Figure contents as structured data
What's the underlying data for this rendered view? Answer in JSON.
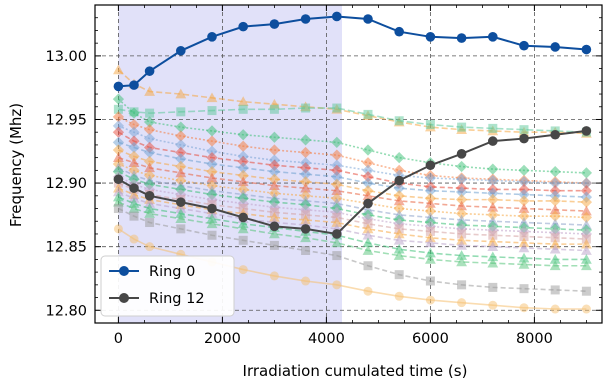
{
  "chart_data": {
    "type": "line",
    "xlabel": "Irradiation cumulated time (s)",
    "ylabel": "Frequency (Mhz)",
    "xlim": [
      -450,
      9300
    ],
    "ylim": [
      12.79,
      13.04
    ],
    "xticks": [
      0,
      2000,
      4000,
      6000,
      8000
    ],
    "xtick_labels": [
      "0",
      "2000",
      "4000",
      "6000",
      "8000"
    ],
    "yticks": [
      12.8,
      12.85,
      12.9,
      12.95,
      13.0
    ],
    "ytick_labels": [
      "12.80",
      "12.85",
      "12.90",
      "12.95",
      "13.00"
    ],
    "grid": true,
    "legend_position": "lower-left",
    "shaded_region": {
      "x_start": 0,
      "x_end": 4300,
      "color": "#c8c8f4"
    },
    "series": [
      {
        "name": "Ring 0",
        "color": "#0d4e9e",
        "x": [
          0,
          300,
          600,
          1200,
          1800,
          2400,
          3000,
          3600,
          4200,
          4800,
          5400,
          6000,
          6600,
          7200,
          7800,
          8400,
          9000
        ],
        "y": [
          12.976,
          12.977,
          12.988,
          13.004,
          13.015,
          13.023,
          13.025,
          13.029,
          13.031,
          13.029,
          13.019,
          13.015,
          13.014,
          13.015,
          13.008,
          13.007,
          13.005
        ]
      },
      {
        "name": "Ring 12",
        "color": "#474747",
        "x": [
          0,
          300,
          600,
          1200,
          1800,
          2400,
          3000,
          3600,
          4200,
          4800,
          5400,
          6000,
          6600,
          7200,
          7800,
          8400,
          9000
        ],
        "y": [
          12.903,
          12.896,
          12.89,
          12.885,
          12.88,
          12.873,
          12.866,
          12.864,
          12.86,
          12.884,
          12.902,
          12.914,
          12.923,
          12.933,
          12.935,
          12.938,
          12.941
        ]
      }
    ],
    "background_series": [
      {
        "color": "#f5a540",
        "marker": "triangle",
        "dash": "6,3",
        "y": [
          12.989,
          12.978,
          12.972,
          12.97,
          12.967,
          12.964,
          12.962,
          12.96,
          12.958,
          12.953,
          12.948,
          12.944,
          12.942,
          12.941,
          12.94,
          12.94,
          12.939
        ]
      },
      {
        "color": "#5cc89a",
        "marker": "square",
        "dash": "7,3",
        "y": [
          12.958,
          12.956,
          12.955,
          12.956,
          12.957,
          12.958,
          12.958,
          12.959,
          12.959,
          12.954,
          12.949,
          12.946,
          12.944,
          12.943,
          12.942,
          12.941,
          12.94
        ]
      },
      {
        "color": "#3bbf75",
        "marker": "diamond",
        "dash": "2,2",
        "y": [
          12.966,
          12.955,
          12.948,
          12.944,
          12.941,
          12.938,
          12.936,
          12.934,
          12.932,
          12.926,
          12.92,
          12.916,
          12.913,
          12.911,
          12.91,
          12.909,
          12.908
        ]
      },
      {
        "color": "#f57a3a",
        "marker": "diamond",
        "dash": "2,2",
        "y": [
          12.952,
          12.946,
          12.942,
          12.937,
          12.933,
          12.929,
          12.926,
          12.924,
          12.922,
          12.916,
          12.91,
          12.906,
          12.904,
          12.903,
          12.902,
          12.901,
          12.9
        ]
      },
      {
        "color": "#7aa4d6",
        "marker": "diamond",
        "dash": "2,2",
        "y": [
          12.945,
          12.94,
          12.935,
          12.93,
          12.925,
          12.921,
          12.918,
          12.916,
          12.914,
          12.91,
          12.906,
          12.904,
          12.903,
          12.902,
          12.901,
          12.9,
          12.9
        ]
      },
      {
        "color": "#e64b3b",
        "marker": "diamond",
        "dash": "5,3",
        "y": [
          12.94,
          12.933,
          12.928,
          12.924,
          12.92,
          12.917,
          12.914,
          12.912,
          12.91,
          12.905,
          12.9,
          12.897,
          12.896,
          12.895,
          12.895,
          12.894,
          12.894
        ]
      },
      {
        "color": "#6ea0d0",
        "marker": "diamond",
        "dash": "5,3",
        "y": [
          12.932,
          12.928,
          12.924,
          12.919,
          12.915,
          12.912,
          12.909,
          12.907,
          12.905,
          12.9,
          12.896,
          12.894,
          12.893,
          12.892,
          12.891,
          12.89,
          12.889
        ]
      },
      {
        "color": "#f5a540",
        "marker": "diamond",
        "dash": "5,3",
        "y": [
          12.926,
          12.921,
          12.917,
          12.913,
          12.909,
          12.906,
          12.903,
          12.901,
          12.899,
          12.894,
          12.89,
          12.888,
          12.887,
          12.887,
          12.886,
          12.886,
          12.885
        ]
      },
      {
        "color": "#e8603c",
        "marker": "triangle",
        "dash": "5,3",
        "y": [
          12.92,
          12.916,
          12.912,
          12.908,
          12.904,
          12.901,
          12.898,
          12.896,
          12.894,
          12.89,
          12.886,
          12.884,
          12.882,
          12.881,
          12.88,
          12.879,
          12.878
        ]
      },
      {
        "color": "#f5a540",
        "marker": "diamond",
        "dash": "2,2",
        "y": [
          12.915,
          12.91,
          12.906,
          12.902,
          12.898,
          12.895,
          12.892,
          12.89,
          12.888,
          12.884,
          12.88,
          12.878,
          12.876,
          12.875,
          12.874,
          12.874,
          12.873
        ]
      },
      {
        "color": "#8aa0c8",
        "marker": "triangle",
        "dash": "5,3",
        "y": [
          12.912,
          12.906,
          12.902,
          12.898,
          12.894,
          12.891,
          12.888,
          12.886,
          12.884,
          12.879,
          12.875,
          12.873,
          12.871,
          12.87,
          12.869,
          12.868,
          12.867
        ]
      },
      {
        "color": "#3bbf75",
        "marker": "diamond",
        "dash": "5,3",
        "y": [
          12.909,
          12.903,
          12.899,
          12.895,
          12.891,
          12.888,
          12.885,
          12.883,
          12.88,
          12.875,
          12.871,
          12.869,
          12.867,
          12.866,
          12.865,
          12.864,
          12.863
        ]
      },
      {
        "color": "#c0a0c8",
        "marker": "diamond",
        "dash": "2,2",
        "y": [
          12.905,
          12.899,
          12.895,
          12.891,
          12.887,
          12.884,
          12.881,
          12.879,
          12.877,
          12.872,
          12.868,
          12.866,
          12.864,
          12.863,
          12.862,
          12.861,
          12.86
        ]
      },
      {
        "color": "#d4a0a0",
        "marker": "square",
        "dash": "5,3",
        "y": [
          12.9,
          12.895,
          12.891,
          12.887,
          12.883,
          12.88,
          12.877,
          12.875,
          12.873,
          12.868,
          12.864,
          12.862,
          12.86,
          12.859,
          12.858,
          12.857,
          12.856
        ]
      },
      {
        "color": "#f5a540",
        "marker": "triangle",
        "dash": "5,3",
        "y": [
          12.896,
          12.891,
          12.887,
          12.883,
          12.879,
          12.876,
          12.873,
          12.871,
          12.869,
          12.864,
          12.86,
          12.857,
          12.855,
          12.854,
          12.853,
          12.852,
          12.852
        ]
      },
      {
        "color": "#b8a0c8",
        "marker": "triangle",
        "dash": "5,3",
        "y": [
          12.893,
          12.888,
          12.884,
          12.88,
          12.876,
          12.872,
          12.869,
          12.867,
          12.864,
          12.859,
          12.855,
          12.853,
          12.851,
          12.85,
          12.849,
          12.848,
          12.847
        ]
      },
      {
        "color": "#3bbf75",
        "marker": "triangle",
        "dash": "6,3",
        "y": [
          12.889,
          12.884,
          12.88,
          12.876,
          12.872,
          12.868,
          12.865,
          12.862,
          12.859,
          12.853,
          12.848,
          12.845,
          12.843,
          12.842,
          12.841,
          12.84,
          12.84
        ]
      },
      {
        "color": "#55c47a",
        "marker": "triangle",
        "dash": "6,3",
        "y": [
          12.885,
          12.88,
          12.876,
          12.872,
          12.868,
          12.864,
          12.86,
          12.857,
          12.853,
          12.847,
          12.843,
          12.84,
          12.838,
          12.837,
          12.836,
          12.835,
          12.835
        ]
      },
      {
        "color": "#9a9a9a",
        "marker": "square",
        "dash": "5,3",
        "y": [
          12.88,
          12.874,
          12.869,
          12.864,
          12.859,
          12.855,
          12.851,
          12.847,
          12.843,
          12.835,
          12.828,
          12.823,
          12.82,
          12.818,
          12.817,
          12.816,
          12.815
        ]
      },
      {
        "color": "#f5c070",
        "marker": "circle",
        "dash": "",
        "y": [
          12.864,
          12.856,
          12.85,
          12.844,
          12.838,
          12.832,
          12.827,
          12.823,
          12.82,
          12.815,
          12.811,
          12.808,
          12.806,
          12.804,
          12.802,
          12.801,
          12.801
        ]
      }
    ]
  }
}
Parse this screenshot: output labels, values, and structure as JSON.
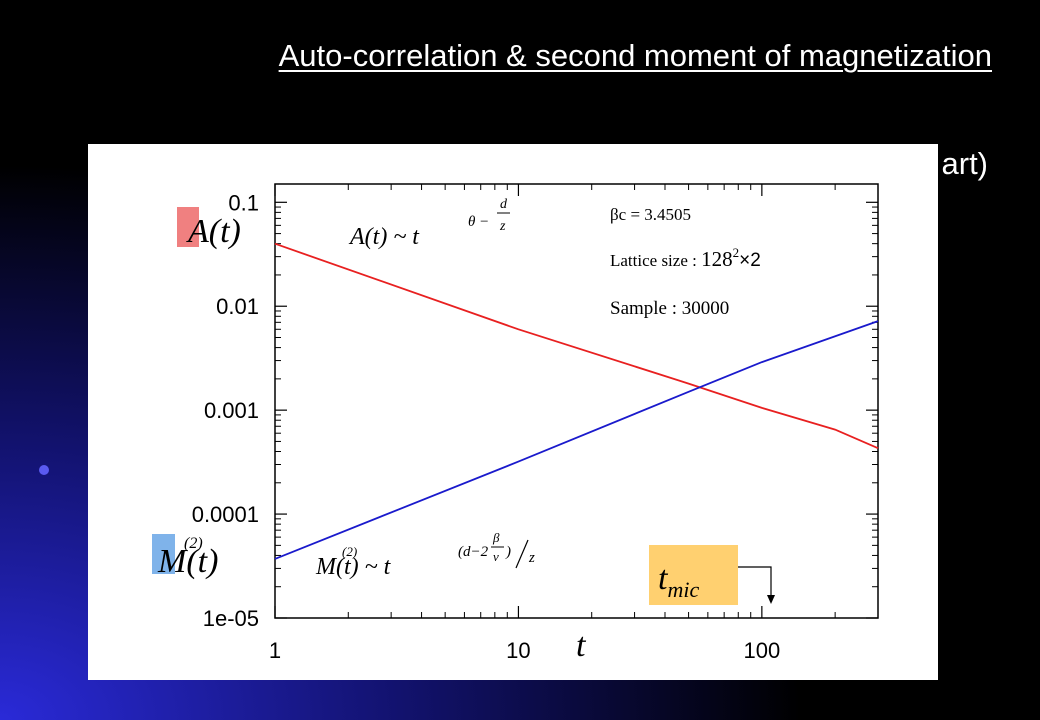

▶ [EXERCISE GOAL]:
Read through the lines above and collect those that contain the string "JSON".

▶ [OUTPUT BELOW]:
What's the underlying data for this rendered view? Answer in JSON.
Parse this screenshot: output labels, values, and structure as JSON.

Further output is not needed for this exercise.